## WHAT TO DO
Say how many lines of the material below contain the word "Drifted", with no other words.

↓

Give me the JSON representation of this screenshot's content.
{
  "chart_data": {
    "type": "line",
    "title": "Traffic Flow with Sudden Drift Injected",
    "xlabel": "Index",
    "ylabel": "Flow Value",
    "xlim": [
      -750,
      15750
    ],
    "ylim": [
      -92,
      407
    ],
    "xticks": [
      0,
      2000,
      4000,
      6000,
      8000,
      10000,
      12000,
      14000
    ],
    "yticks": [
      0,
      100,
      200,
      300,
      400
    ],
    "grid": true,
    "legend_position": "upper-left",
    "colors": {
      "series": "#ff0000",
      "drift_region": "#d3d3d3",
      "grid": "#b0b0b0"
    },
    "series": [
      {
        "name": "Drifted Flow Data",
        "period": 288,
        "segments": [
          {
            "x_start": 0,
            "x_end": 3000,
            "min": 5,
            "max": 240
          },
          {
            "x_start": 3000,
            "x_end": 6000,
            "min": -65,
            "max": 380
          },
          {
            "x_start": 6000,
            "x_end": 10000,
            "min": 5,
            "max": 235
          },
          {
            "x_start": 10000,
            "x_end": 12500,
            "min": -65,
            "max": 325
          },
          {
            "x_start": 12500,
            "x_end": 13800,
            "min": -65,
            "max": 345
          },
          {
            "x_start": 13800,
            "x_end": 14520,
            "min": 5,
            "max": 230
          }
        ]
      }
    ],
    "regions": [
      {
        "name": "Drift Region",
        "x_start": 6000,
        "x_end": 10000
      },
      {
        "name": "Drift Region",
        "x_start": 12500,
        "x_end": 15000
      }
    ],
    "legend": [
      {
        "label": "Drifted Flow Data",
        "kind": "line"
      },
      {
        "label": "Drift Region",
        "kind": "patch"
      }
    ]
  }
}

↑

## FINAL ANSWER
2